Direction
Extract all lines in the data that contain the word "performance".

--- --- ---

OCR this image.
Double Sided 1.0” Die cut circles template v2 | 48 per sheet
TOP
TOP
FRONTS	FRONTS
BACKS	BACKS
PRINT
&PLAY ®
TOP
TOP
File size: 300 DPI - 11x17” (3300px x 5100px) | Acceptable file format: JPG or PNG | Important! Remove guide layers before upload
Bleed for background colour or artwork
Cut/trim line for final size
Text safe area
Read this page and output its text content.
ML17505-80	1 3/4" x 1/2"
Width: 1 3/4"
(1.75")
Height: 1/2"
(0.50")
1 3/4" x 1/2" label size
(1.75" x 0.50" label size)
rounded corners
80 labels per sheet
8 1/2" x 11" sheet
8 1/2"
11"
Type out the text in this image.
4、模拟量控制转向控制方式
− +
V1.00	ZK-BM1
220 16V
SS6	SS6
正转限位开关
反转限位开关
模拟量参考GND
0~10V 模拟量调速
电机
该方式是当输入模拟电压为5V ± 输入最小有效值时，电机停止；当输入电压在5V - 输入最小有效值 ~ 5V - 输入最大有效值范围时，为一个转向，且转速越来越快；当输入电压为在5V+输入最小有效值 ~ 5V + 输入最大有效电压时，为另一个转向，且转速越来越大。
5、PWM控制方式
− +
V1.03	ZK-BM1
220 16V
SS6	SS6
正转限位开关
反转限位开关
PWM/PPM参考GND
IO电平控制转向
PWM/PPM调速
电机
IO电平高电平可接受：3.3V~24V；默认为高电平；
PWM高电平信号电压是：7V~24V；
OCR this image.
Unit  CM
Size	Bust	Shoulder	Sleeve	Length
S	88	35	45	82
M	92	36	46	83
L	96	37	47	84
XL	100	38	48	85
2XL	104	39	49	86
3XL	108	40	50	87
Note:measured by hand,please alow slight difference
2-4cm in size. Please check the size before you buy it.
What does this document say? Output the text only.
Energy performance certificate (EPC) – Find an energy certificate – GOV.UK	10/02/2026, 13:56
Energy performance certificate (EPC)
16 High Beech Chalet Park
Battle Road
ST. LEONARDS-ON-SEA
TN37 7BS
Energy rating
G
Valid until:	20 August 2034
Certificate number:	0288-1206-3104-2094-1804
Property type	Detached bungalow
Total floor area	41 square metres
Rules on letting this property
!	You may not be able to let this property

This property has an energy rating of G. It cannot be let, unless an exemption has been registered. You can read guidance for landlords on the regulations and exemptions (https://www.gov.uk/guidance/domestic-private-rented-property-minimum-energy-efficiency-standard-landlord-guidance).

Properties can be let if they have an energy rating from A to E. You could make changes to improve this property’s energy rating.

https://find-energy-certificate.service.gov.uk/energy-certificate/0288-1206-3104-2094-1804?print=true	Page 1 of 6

--- --- ---

Reply
Energy performance certificate (EPC) – Find an energy certificate – GOV.UK	10/02/2026, 13:56
Energy performance certificate (EPC)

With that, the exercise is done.